Written problem -
Could you copy out every one of the following lines word for word, without changing anything?

Records shown -
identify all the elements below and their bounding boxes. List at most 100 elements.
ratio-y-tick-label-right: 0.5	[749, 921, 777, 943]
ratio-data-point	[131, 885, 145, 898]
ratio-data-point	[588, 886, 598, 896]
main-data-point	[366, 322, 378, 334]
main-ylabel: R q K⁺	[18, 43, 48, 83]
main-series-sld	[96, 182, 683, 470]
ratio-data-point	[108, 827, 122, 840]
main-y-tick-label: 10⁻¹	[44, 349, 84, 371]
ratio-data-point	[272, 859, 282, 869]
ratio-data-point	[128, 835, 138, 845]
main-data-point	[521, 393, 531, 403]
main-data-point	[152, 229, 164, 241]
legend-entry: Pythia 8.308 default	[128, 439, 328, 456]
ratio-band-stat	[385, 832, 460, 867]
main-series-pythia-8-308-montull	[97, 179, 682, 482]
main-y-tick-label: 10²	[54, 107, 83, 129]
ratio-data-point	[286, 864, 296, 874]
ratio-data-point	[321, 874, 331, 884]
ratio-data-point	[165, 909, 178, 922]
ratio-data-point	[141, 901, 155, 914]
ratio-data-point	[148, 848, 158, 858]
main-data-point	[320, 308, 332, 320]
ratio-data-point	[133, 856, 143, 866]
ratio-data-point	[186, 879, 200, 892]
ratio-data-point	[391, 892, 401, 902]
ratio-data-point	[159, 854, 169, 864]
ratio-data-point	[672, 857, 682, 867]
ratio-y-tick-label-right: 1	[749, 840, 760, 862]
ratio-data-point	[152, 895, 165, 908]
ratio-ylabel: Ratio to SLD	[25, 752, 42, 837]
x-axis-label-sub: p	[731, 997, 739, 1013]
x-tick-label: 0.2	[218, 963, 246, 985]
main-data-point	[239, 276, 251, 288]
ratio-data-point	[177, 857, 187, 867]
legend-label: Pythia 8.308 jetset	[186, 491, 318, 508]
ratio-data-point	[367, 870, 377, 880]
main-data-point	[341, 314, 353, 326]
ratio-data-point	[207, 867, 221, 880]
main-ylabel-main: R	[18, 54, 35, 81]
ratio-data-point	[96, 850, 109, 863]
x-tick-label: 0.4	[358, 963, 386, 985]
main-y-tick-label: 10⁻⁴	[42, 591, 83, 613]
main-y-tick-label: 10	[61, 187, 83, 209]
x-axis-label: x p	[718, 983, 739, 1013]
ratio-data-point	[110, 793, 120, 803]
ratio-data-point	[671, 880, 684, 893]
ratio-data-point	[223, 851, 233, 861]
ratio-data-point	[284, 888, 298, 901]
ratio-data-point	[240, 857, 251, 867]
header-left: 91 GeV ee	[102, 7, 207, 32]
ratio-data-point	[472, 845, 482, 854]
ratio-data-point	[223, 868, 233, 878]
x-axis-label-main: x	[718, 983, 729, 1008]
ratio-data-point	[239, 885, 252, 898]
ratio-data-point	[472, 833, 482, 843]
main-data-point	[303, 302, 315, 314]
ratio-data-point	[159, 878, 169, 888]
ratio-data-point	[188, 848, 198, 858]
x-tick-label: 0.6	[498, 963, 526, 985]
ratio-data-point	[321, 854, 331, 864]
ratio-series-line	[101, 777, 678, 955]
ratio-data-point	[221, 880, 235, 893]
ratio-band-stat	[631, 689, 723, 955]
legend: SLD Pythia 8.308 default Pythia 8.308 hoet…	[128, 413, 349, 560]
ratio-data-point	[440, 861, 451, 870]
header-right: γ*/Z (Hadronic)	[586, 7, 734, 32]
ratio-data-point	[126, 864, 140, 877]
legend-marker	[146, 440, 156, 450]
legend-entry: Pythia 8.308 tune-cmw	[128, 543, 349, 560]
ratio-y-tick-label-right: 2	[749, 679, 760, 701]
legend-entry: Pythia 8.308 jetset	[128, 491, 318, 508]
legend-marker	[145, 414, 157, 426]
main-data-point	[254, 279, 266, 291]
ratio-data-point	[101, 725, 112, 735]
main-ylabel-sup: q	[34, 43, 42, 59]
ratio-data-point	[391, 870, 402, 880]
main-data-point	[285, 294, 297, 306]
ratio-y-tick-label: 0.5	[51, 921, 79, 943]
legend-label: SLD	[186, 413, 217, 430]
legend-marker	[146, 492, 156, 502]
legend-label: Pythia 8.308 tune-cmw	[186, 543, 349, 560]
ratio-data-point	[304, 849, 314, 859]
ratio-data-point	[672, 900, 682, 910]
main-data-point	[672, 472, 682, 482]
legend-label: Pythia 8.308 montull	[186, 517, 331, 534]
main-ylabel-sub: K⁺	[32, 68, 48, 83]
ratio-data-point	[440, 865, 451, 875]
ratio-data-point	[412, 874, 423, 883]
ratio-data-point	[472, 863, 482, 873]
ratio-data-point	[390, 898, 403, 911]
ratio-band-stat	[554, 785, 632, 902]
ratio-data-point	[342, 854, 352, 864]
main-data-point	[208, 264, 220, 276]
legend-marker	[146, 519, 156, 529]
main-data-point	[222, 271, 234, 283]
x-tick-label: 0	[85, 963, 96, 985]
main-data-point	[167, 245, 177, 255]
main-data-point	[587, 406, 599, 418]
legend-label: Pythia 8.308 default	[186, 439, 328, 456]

Full solution -
identify all the elements below and their bounding boxes. List at most 100 elements.
ratio-y-tick-label-right: 0.5	[749, 921, 777, 943]
ratio-data-point	[131, 885, 145, 898]
ratio-data-point	[588, 886, 598, 896]
main-data-point	[366, 322, 378, 334]
main-ylabel: R q K⁺	[18, 43, 48, 83]
main-series-sld	[96, 182, 683, 470]
ratio-data-point	[108, 827, 122, 840]
main-y-tick-label: 10⁻¹	[44, 349, 84, 371]
ratio-data-point	[272, 859, 282, 869]
ratio-data-point	[128, 835, 138, 845]
main-data-point	[521, 393, 531, 403]
main-data-point	[152, 229, 164, 241]
legend-entry: Pythia 8.308 default	[128, 439, 328, 456]
ratio-band-stat	[385, 832, 460, 867]
main-series-pythia-8-308-montull	[97, 179, 682, 482]
main-y-tick-label: 10²	[54, 107, 83, 129]
ratio-data-point	[286, 864, 296, 874]
ratio-data-point	[321, 874, 331, 884]
ratio-data-point	[165, 909, 178, 922]
ratio-data-point	[141, 901, 155, 914]
ratio-data-point	[148, 848, 158, 858]
main-data-point	[320, 308, 332, 320]
ratio-data-point	[133, 856, 143, 866]
ratio-data-point	[186, 879, 200, 892]
ratio-data-point	[391, 892, 401, 902]
ratio-data-point	[159, 854, 169, 864]
ratio-data-point	[672, 857, 682, 867]
ratio-y-tick-label-right: 1	[749, 840, 760, 862]
ratio-data-point	[152, 895, 165, 908]
ratio-ylabel: Ratio to SLD	[25, 752, 42, 837]
x-axis-label-sub: p	[731, 997, 739, 1013]
x-tick-label: 0.2	[218, 963, 246, 985]
main-data-point	[239, 276, 251, 288]
ratio-data-point	[177, 857, 187, 867]
legend-label: Pythia 8.308 jetset	[186, 491, 318, 508]
ratio-data-point	[367, 870, 377, 880]
main-data-point	[341, 314, 353, 326]
ratio-data-point	[207, 867, 221, 880]
main-ylabel-main: R	[18, 54, 35, 81]
ratio-data-point	[96, 850, 109, 863]
x-tick-label: 0.4	[358, 963, 386, 985]
main-y-tick-label: 10⁻⁴	[42, 591, 83, 613]
main-y-tick-label: 10	[61, 187, 83, 209]
x-axis-label: x p	[718, 983, 739, 1013]
ratio-data-point	[110, 793, 120, 803]
ratio-data-point	[671, 880, 684, 893]
ratio-data-point	[223, 851, 233, 861]
ratio-data-point	[284, 888, 298, 901]
ratio-data-point	[240, 857, 251, 867]
header-left: 91 GeV ee	[102, 7, 207, 32]
ratio-data-point	[472, 845, 482, 854]
ratio-data-point	[223, 868, 233, 878]
x-axis-label-main: x	[718, 983, 729, 1008]
ratio-data-point	[239, 885, 252, 898]
ratio-data-point	[472, 833, 482, 843]
main-data-point	[303, 302, 315, 314]
ratio-data-point	[159, 878, 169, 888]
ratio-data-point	[188, 848, 198, 858]
x-tick-label: 0.6	[498, 963, 526, 985]
ratio-data-point	[321, 854, 331, 864]
ratio-series-line	[101, 777, 678, 955]
ratio-data-point	[221, 880, 235, 893]
ratio-band-stat	[631, 689, 723, 955]
legend: SLD Pythia 8.308 default Pythia 8.308 hoet…	[128, 413, 349, 560]
ratio-data-point	[440, 861, 451, 870]
header-right: γ*/Z (Hadronic)	[586, 7, 734, 32]
ratio-data-point	[126, 864, 140, 877]
legend-marker	[146, 440, 156, 450]
legend-entry: Pythia 8.308 tune-cmw	[128, 543, 349, 560]
ratio-y-tick-label-right: 2	[749, 679, 760, 701]
legend-entry: Pythia 8.308 jetset	[128, 491, 318, 508]
legend-marker	[145, 414, 157, 426]
main-data-point	[254, 279, 266, 291]
ratio-data-point	[101, 725, 112, 735]
main-ylabel-sup: q	[34, 43, 42, 59]
ratio-data-point	[391, 870, 402, 880]
main-data-point	[285, 294, 297, 306]
ratio-y-tick-label: 0.5	[51, 921, 79, 943]
legend-label: SLD	[186, 413, 217, 430]
legend-marker	[146, 492, 156, 502]
legend-label: Pythia 8.308 tune-cmw	[186, 543, 349, 560]
ratio-data-point	[304, 849, 314, 859]
ratio-data-point	[672, 900, 682, 910]
main-data-point	[672, 472, 682, 482]
legend-label: Pythia 8.308 montull	[186, 517, 331, 534]
main-ylabel-sub: K⁺	[32, 68, 48, 83]
ratio-data-point	[440, 865, 451, 875]
ratio-data-point	[412, 874, 423, 883]
ratio-data-point	[472, 863, 482, 873]
ratio-data-point	[390, 898, 403, 911]
ratio-band-stat	[554, 785, 632, 902]
ratio-data-point	[342, 854, 352, 864]
main-data-point	[208, 264, 220, 276]
legend-marker	[146, 519, 156, 529]
main-data-point	[222, 271, 234, 283]
x-tick-label: 0	[85, 963, 96, 985]
main-data-point	[167, 245, 177, 255]
main-data-point	[587, 406, 599, 418]
legend-label: Pythia 8.308 default	[186, 439, 328, 456]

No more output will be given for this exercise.